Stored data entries
------------------------------
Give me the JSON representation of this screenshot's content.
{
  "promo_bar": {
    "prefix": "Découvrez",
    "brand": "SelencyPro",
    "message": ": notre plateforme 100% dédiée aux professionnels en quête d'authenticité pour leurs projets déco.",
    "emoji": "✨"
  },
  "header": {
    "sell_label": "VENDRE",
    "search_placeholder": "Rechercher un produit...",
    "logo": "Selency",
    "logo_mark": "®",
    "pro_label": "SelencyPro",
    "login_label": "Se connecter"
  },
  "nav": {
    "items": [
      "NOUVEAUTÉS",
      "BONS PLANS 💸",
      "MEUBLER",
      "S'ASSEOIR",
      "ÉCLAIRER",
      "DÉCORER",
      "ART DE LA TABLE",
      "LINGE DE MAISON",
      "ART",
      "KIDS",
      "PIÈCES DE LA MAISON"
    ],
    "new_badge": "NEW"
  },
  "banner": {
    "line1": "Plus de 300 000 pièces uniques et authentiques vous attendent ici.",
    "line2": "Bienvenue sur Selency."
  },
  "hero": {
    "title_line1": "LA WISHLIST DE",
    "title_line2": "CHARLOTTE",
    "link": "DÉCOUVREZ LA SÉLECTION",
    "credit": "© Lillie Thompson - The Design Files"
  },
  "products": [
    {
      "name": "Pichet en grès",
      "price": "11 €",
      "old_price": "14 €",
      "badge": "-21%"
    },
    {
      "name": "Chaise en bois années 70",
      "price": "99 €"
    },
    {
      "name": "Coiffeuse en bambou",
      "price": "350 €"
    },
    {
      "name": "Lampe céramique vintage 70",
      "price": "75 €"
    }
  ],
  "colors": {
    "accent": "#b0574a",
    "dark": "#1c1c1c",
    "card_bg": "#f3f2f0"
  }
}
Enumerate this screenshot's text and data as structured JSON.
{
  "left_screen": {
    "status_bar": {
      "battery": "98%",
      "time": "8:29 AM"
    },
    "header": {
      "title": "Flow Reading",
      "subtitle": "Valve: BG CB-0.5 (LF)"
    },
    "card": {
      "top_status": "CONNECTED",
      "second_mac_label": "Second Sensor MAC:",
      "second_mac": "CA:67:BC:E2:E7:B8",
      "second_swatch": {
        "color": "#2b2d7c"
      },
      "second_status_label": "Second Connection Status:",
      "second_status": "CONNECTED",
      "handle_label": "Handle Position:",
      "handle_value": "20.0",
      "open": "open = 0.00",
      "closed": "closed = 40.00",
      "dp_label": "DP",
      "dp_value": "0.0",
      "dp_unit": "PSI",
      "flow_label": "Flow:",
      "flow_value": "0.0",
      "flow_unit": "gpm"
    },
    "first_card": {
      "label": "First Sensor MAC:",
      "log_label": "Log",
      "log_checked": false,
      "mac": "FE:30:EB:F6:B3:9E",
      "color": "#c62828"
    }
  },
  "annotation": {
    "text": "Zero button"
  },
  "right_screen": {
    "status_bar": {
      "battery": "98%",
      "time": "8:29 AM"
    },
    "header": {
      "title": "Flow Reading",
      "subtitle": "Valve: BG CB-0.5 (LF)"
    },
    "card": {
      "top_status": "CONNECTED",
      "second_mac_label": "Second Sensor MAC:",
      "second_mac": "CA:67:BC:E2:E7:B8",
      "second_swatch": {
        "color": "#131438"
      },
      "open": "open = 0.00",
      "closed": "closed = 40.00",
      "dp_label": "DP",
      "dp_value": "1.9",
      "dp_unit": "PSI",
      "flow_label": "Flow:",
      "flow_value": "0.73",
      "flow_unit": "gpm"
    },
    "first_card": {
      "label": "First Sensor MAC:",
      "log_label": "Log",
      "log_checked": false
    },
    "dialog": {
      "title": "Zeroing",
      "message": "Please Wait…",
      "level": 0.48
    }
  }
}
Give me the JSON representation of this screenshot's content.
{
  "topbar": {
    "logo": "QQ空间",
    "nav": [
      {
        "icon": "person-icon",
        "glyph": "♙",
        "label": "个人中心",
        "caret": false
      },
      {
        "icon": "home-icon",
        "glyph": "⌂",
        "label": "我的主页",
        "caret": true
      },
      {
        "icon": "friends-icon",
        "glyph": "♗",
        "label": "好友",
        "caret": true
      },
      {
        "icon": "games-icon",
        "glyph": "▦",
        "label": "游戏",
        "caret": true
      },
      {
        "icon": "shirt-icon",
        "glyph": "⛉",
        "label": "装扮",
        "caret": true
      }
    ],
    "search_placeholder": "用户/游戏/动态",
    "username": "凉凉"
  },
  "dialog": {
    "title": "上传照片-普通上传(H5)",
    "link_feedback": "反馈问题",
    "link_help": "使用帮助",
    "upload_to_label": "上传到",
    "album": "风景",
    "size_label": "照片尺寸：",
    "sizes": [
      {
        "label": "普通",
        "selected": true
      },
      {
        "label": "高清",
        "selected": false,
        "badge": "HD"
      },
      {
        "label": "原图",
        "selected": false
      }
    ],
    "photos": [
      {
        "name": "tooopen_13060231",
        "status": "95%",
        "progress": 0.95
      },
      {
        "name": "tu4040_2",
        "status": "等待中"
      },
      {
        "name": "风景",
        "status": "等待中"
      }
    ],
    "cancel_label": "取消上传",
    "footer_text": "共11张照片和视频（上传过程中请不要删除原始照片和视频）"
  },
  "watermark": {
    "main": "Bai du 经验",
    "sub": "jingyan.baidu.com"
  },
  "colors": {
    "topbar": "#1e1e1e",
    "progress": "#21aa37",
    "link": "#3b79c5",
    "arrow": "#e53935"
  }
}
------------------------------
Direction: Reproduce the whole listing word for word.

Solution for this task:
Give me the JSON representation of this screenshot's content.
{
  "promo_bar": {
    "prefix": "Découvrez",
    "brand": "SelencyPro",
    "message": ": notre plateforme 100% dédiée aux professionnels en quête d'authenticité pour leurs projets déco.",
    "emoji": "✨"
  },
  "header": {
    "sell_label": "VENDRE",
    "search_placeholder": "Rechercher un produit...",
    "logo": "Selency",
    "logo_mark": "®",
    "pro_label": "SelencyPro",
    "login_label": "Se connecter"
  },
  "nav": {
    "items": [
      "NOUVEAUTÉS",
      "BONS PLANS 💸",
      "MEUBLER",
      "S'ASSEOIR",
      "ÉCLAIRER",
      "DÉCORER",
      "ART DE LA TABLE",
      "LINGE DE MAISON",
      "ART",
      "KIDS",
      "PIÈCES DE LA MAISON"
    ],
    "new_badge": "NEW"
  },
  "banner": {
    "line1": "Plus de 300 000 pièces uniques et authentiques vous attendent ici.",
    "line2": "Bienvenue sur Selency."
  },
  "hero": {
    "title_line1": "LA WISHLIST DE",
    "title_line2": "CHARLOTTE",
    "link": "DÉCOUVREZ LA SÉLECTION",
    "credit": "© Lillie Thompson - The Design Files"
  },
  "products": [
    {
      "name": "Pichet en grès",
      "price": "11 €",
      "old_price": "14 €",
      "badge": "-21%"
    },
    {
      "name": "Chaise en bois années 70",
      "price": "99 €"
    },
    {
      "name": "Coiffeuse en bambou",
      "price": "350 €"
    },
    {
      "name": "Lampe céramique vintage 70",
      "price": "75 €"
    }
  ],
  "colors": {
    "accent": "#b0574a",
    "dark": "#1c1c1c",
    "card_bg": "#f3f2f0"
  }
}
Enumerate this screenshot's text and data as structured JSON.
{
  "left_screen": {
    "status_bar": {
      "battery": "98%",
      "time": "8:29 AM"
    },
    "header": {
      "title": "Flow Reading",
      "subtitle": "Valve: BG CB-0.5 (LF)"
    },
    "card": {
      "top_status": "CONNECTED",
      "second_mac_label": "Second Sensor MAC:",
      "second_mac": "CA:67:BC:E2:E7:B8",
      "second_swatch": {
        "color": "#2b2d7c"
      },
      "second_status_label": "Second Connection Status:",
      "second_status": "CONNECTED",
      "handle_label": "Handle Position:",
      "handle_value": "20.0",
      "open": "open = 0.00",
      "closed": "closed = 40.00",
      "dp_label": "DP",
      "dp_value": "0.0",
      "dp_unit": "PSI",
      "flow_label": "Flow:",
      "flow_value": "0.0",
      "flow_unit": "gpm"
    },
    "first_card": {
      "label": "First Sensor MAC:",
      "log_label": "Log",
      "log_checked": false,
      "mac": "FE:30:EB:F6:B3:9E",
      "color": "#c62828"
    }
  },
  "annotation": {
    "text": "Zero button"
  },
  "right_screen": {
    "status_bar": {
      "battery": "98%",
      "time": "8:29 AM"
    },
    "header": {
      "title": "Flow Reading",
      "subtitle": "Valve: BG CB-0.5 (LF)"
    },
    "card": {
      "top_status": "CONNECTED",
      "second_mac_label": "Second Sensor MAC:",
      "second_mac": "CA:67:BC:E2:E7:B8",
      "second_swatch": {
        "color": "#131438"
      },
      "open": "open = 0.00",
      "closed": "closed = 40.00",
      "dp_label": "DP",
      "dp_value": "1.9",
      "dp_unit": "PSI",
      "flow_label": "Flow:",
      "flow_value": "0.73",
      "flow_unit": "gpm"
    },
    "first_card": {
      "label": "First Sensor MAC:",
      "log_label": "Log",
      "log_checked": false
    },
    "dialog": {
      "title": "Zeroing",
      "message": "Please Wait…",
      "level": 0.48
    }
  }
}
Give me the JSON representation of this screenshot's content.
{
  "topbar": {
    "logo": "QQ空间",
    "nav": [
      {
        "icon": "person-icon",
        "glyph": "♙",
        "label": "个人中心",
        "caret": false
      },
      {
        "icon": "home-icon",
        "glyph": "⌂",
        "label": "我的主页",
        "caret": true
      },
      {
        "icon": "friends-icon",
        "glyph": "♗",
        "label": "好友",
        "caret": true
      },
      {
        "icon": "games-icon",
        "glyph": "▦",
        "label": "游戏",
        "caret": true
      },
      {
        "icon": "shirt-icon",
        "glyph": "⛉",
        "label": "装扮",
        "caret": true
      }
    ],
    "search_placeholder": "用户/游戏/动态",
    "username": "凉凉"
  },
  "dialog": {
    "title": "上传照片-普通上传(H5)",
    "link_feedback": "反馈问题",
    "link_help": "使用帮助",
    "upload_to_label": "上传到",
    "album": "风景",
    "size_label": "照片尺寸：",
    "sizes": [
      {
        "label": "普通",
        "selected": true
      },
      {
        "label": "高清",
        "selected": false,
        "badge": "HD"
      },
      {
        "label": "原图",
        "selected": false
      }
    ],
    "photos": [
      {
        "name": "tooopen_13060231",
        "status": "95%",
        "progress": 0.95
      },
      {
        "name": "tu4040_2",
        "status": "等待中"
      },
      {
        "name": "风景",
        "status": "等待中"
      }
    ],
    "cancel_label": "取消上传",
    "footer_text": "共11张照片和视频（上传过程中请不要删除原始照片和视频）"
  },
  "watermark": {
    "main": "Bai du 经验",
    "sub": "jingyan.baidu.com"
  },
  "colors": {
    "topbar": "#1e1e1e",
    "progress": "#21aa37",
    "link": "#3b79c5",
    "arrow": "#e53935"
  }
}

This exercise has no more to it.